**Requirement**
Go through the data below and gather each line containing "език".

**Source data**
•••
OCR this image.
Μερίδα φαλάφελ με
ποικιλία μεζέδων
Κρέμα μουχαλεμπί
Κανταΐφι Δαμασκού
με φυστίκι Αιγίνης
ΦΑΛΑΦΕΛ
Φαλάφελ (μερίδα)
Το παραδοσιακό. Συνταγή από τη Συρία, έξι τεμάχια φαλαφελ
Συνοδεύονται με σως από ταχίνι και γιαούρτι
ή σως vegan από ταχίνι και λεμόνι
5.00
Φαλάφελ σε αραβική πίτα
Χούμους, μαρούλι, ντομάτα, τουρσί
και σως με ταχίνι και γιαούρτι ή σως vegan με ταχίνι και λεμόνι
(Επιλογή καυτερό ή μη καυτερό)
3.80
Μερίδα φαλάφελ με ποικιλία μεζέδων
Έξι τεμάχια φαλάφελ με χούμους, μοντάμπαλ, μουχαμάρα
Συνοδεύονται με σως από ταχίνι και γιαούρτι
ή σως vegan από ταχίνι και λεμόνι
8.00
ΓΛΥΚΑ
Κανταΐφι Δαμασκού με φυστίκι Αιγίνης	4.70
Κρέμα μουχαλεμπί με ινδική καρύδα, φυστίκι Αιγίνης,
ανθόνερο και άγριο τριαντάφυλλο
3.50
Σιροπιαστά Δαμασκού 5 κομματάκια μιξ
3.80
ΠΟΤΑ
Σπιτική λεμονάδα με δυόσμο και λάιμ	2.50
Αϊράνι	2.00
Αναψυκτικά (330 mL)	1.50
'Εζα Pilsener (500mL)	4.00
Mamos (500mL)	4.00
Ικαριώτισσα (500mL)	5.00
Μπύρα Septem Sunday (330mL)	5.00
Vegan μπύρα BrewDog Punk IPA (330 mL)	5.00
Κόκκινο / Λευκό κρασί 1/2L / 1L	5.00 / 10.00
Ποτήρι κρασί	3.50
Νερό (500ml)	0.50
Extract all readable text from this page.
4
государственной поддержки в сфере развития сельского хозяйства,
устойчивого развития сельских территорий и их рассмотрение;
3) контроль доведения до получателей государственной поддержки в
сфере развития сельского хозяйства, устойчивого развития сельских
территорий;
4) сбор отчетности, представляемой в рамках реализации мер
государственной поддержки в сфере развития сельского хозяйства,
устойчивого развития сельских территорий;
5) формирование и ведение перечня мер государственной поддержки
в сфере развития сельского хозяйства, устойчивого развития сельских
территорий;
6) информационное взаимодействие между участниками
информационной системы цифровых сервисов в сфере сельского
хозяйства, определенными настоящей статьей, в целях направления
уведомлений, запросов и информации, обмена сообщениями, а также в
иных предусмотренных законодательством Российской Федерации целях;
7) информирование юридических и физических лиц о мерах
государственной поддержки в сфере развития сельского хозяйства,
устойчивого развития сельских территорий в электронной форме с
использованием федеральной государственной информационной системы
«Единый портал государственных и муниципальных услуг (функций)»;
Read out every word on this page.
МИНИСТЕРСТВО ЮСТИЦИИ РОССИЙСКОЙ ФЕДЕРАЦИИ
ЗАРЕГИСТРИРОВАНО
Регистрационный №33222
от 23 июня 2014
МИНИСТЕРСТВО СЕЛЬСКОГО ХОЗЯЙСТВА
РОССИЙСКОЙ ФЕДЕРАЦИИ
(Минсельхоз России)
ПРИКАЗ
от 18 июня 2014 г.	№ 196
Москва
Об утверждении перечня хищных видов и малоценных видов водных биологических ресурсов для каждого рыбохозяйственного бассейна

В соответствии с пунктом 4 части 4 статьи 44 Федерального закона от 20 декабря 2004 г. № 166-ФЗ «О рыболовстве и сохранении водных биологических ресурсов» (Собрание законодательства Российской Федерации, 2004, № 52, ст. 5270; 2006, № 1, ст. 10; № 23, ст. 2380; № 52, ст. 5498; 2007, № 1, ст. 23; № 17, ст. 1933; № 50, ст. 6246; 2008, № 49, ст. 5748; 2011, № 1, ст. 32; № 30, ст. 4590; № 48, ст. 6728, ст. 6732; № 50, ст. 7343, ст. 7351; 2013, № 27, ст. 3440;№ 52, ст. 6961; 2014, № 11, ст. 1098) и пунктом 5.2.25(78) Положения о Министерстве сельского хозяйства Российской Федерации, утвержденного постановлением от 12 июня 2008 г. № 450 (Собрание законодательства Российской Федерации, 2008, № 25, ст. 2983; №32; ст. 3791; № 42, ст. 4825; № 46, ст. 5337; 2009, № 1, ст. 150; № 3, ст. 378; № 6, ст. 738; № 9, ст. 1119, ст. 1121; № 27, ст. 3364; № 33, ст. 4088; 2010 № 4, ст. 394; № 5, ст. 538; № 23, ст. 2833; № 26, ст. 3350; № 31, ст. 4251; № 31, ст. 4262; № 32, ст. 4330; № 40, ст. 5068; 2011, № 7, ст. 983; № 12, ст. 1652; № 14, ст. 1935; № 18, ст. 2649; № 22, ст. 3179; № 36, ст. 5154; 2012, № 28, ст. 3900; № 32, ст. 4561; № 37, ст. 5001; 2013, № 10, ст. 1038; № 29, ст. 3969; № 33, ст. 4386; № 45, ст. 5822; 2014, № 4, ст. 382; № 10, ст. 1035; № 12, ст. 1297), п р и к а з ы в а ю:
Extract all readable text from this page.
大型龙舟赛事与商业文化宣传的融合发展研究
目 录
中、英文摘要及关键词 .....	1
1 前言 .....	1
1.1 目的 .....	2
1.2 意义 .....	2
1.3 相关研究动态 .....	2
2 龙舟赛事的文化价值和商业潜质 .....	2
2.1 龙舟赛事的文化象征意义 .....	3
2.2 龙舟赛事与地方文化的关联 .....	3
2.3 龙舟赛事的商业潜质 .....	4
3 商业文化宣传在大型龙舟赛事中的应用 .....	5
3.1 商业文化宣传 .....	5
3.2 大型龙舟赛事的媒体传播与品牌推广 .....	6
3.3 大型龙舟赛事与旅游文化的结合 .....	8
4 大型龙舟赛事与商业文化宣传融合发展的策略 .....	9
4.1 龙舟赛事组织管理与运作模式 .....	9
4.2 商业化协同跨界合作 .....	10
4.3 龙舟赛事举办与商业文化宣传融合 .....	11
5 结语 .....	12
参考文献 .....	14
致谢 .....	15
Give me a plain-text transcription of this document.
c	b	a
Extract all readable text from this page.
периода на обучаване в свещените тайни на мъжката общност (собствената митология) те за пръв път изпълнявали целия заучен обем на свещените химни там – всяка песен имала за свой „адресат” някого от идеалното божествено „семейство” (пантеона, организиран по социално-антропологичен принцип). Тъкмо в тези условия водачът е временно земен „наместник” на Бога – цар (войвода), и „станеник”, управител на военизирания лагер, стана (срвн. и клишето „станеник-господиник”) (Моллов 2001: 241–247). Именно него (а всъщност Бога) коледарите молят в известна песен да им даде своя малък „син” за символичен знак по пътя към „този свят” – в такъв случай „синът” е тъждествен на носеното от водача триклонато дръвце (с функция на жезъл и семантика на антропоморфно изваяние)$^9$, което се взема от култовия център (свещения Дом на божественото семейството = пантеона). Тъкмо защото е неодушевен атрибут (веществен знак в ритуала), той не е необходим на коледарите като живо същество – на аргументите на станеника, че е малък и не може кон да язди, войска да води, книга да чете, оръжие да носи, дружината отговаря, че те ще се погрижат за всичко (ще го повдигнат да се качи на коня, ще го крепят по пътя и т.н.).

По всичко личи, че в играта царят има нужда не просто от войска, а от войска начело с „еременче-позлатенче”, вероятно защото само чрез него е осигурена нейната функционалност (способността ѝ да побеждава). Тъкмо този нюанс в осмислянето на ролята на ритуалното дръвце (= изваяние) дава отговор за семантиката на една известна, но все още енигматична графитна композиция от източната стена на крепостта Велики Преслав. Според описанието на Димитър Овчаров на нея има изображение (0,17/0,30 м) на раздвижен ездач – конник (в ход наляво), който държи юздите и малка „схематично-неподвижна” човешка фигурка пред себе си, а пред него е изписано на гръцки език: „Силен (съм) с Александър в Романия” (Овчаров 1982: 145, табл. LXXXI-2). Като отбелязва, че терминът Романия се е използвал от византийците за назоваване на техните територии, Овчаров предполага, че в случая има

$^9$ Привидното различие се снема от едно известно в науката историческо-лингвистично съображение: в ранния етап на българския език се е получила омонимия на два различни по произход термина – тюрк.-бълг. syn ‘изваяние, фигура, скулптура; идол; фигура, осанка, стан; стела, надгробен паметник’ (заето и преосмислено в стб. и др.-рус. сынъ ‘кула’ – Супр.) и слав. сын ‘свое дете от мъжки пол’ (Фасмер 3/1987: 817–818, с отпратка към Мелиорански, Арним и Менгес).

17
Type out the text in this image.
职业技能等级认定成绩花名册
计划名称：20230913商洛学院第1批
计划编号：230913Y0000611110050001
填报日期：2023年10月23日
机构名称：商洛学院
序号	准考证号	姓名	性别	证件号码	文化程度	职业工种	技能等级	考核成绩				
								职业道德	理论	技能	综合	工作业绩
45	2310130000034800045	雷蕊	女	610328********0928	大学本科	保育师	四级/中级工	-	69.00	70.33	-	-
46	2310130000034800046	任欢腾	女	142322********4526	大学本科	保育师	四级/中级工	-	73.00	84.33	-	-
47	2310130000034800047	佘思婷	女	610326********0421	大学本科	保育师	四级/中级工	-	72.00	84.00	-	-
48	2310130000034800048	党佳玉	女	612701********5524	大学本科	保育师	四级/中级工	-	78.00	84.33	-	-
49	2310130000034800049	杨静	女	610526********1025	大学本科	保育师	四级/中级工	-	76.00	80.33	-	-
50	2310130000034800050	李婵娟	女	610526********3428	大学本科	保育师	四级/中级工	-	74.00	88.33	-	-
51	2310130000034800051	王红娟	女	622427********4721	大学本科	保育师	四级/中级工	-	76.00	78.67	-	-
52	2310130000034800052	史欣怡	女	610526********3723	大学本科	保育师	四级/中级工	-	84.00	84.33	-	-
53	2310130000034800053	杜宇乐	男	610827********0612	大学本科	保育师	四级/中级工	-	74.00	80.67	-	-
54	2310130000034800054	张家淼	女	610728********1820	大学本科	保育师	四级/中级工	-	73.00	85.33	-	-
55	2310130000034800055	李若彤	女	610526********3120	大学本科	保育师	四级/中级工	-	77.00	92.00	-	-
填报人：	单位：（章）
•••
**The result**
По всичко личи, че в играта царят има нужда не просто от войска, а от войска начело с „еременче-позлатенче”, вероятно защото само чрез него е осигурена нейната функционалност (способността ѝ да побеждава). Тъкмо този нюанс в осмислянето на ролята на ритуалното дръвце (= изваяние) дава отговор за семантиката на една известна, но все още енигматична графитна композиция от източната стена на крепостта Велики Преслав. Според описанието на Димитър Овчаров на нея има изображение (0,17/0,30 м) на раздвижен ездач – конник (в ход наляво), който държи юздите и малка „схематично-неподвижна” човешка фигурка пред себе си, а пред него е изписано на гръцки език: „Силен (съм) с Александър в Романия” (Овчаров 1982: 145, табл. LXXXI-2). Като отбелязва, че терминът Романия се е използвал от византийците за назоваване на техните територии, Овчаров предполага, че в случая има
$^9$ Привидното различие се снема от едно известно в науката историческо-лингвистично съображение: в ранния етап на българския език се е получила омонимия на два различни по произход термина – тюрк.-бълг. syn ‘изваяние, фигура, скулптура; идол; фигура, осанка, стан; стела, надгробен паметник’ (заето и преосмислено в стб. и др.-рус. сынъ ‘кула’ – Супр.) и слав. сын ‘свое дете от мъжки пол’ (Фасмер 3/1987: 817–818, с отпратка към Мелиорански, Арним и Менгес).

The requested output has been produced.